-- BEGIN --
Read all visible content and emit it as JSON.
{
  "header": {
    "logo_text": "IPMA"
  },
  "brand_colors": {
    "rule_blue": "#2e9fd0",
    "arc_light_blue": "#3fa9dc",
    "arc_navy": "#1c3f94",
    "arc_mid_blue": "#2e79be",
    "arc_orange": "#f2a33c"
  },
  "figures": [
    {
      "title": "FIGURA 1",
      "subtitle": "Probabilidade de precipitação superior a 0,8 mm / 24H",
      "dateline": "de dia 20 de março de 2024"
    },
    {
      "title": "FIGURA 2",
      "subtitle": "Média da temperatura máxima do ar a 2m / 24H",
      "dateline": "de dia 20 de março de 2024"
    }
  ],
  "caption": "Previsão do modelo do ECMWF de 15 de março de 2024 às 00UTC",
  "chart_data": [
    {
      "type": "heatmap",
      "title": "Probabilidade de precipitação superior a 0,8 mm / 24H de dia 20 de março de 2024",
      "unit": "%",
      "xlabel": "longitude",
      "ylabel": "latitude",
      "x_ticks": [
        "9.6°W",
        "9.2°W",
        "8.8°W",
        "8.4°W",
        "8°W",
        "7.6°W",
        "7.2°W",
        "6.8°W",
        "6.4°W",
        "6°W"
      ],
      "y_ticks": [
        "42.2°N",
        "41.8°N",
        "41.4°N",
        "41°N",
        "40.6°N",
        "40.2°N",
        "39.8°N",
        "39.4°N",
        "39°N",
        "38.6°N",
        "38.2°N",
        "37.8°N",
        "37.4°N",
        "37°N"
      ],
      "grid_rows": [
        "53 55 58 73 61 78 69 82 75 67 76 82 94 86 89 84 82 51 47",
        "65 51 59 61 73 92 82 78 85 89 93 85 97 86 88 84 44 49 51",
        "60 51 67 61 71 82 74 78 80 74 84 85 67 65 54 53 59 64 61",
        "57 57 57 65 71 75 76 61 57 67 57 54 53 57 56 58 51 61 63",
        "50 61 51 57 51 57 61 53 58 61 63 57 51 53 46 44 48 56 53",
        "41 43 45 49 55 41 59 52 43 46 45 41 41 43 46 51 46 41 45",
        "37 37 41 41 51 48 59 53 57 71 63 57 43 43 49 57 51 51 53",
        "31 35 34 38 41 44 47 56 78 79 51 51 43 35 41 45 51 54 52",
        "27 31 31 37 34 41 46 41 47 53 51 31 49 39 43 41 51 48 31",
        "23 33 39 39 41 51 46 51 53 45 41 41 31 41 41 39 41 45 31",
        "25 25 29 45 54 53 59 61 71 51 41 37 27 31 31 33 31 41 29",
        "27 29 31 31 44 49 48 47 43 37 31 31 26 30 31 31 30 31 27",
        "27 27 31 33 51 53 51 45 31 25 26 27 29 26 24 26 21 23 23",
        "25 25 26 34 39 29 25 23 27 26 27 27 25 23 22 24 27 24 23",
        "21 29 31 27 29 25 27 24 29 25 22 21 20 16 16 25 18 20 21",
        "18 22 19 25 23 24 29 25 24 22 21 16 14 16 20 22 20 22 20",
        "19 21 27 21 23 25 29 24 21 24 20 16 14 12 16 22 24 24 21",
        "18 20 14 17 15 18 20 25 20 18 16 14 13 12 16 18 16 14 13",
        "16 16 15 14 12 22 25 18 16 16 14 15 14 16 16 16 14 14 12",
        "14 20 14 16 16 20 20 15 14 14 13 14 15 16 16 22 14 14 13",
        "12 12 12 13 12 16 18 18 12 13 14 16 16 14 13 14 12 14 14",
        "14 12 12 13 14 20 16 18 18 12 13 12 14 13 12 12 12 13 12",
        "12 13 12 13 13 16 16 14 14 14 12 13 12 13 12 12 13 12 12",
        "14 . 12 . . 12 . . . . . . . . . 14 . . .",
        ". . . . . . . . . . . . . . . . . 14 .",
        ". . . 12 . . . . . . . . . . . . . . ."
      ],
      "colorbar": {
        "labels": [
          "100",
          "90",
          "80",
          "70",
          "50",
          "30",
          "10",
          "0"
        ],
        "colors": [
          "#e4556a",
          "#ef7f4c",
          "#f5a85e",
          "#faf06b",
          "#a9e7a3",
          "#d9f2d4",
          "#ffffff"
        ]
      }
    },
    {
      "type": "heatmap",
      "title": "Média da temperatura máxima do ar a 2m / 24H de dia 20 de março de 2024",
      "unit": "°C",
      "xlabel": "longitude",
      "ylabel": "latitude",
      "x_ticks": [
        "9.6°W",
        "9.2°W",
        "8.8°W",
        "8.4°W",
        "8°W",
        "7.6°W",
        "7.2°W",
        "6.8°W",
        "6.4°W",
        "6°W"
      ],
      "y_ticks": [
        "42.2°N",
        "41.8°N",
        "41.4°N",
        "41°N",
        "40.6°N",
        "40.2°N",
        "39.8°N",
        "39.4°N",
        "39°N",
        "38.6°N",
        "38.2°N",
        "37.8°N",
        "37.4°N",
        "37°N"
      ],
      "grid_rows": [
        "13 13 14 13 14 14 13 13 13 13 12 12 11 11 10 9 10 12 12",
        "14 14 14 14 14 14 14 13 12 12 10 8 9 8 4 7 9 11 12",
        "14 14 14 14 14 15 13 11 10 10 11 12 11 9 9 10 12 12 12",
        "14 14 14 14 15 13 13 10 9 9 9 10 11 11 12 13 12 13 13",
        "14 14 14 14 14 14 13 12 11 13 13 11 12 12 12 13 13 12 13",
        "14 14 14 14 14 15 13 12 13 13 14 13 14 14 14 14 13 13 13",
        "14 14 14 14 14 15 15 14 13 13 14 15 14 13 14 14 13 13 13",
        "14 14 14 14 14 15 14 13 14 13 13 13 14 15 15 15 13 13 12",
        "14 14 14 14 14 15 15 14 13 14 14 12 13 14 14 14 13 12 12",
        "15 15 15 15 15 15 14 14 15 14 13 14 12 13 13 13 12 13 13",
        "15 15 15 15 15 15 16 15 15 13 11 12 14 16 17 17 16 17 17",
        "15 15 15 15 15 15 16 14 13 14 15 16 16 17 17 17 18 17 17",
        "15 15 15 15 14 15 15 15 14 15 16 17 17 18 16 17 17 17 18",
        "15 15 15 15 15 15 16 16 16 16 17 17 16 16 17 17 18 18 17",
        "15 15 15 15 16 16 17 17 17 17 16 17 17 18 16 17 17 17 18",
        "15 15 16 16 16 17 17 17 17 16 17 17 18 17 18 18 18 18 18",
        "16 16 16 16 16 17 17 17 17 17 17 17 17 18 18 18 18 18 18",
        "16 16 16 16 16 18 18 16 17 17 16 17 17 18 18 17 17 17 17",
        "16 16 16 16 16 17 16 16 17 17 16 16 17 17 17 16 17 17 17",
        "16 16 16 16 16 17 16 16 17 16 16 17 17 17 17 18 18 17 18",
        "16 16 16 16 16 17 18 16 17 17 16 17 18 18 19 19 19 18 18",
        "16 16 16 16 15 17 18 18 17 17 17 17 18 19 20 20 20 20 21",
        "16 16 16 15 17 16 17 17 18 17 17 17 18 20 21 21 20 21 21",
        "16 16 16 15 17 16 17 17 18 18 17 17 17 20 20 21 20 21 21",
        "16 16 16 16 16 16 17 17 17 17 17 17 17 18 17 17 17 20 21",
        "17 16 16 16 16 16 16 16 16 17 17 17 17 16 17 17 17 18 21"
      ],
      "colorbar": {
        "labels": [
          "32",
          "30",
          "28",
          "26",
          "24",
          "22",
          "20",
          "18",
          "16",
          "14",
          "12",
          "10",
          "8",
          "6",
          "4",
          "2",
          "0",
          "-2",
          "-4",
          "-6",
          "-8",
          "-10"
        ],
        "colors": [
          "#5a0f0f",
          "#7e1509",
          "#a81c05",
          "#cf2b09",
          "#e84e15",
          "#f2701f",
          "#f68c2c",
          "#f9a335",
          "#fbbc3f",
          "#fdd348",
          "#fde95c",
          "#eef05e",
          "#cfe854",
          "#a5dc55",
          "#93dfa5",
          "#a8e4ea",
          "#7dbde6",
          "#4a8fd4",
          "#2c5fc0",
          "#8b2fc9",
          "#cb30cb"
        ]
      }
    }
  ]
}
-- END --
● THE TASK: Report the number of lines above containing the word "Média", with no other text.

● SOLUTION TO THE EXERCISE: 2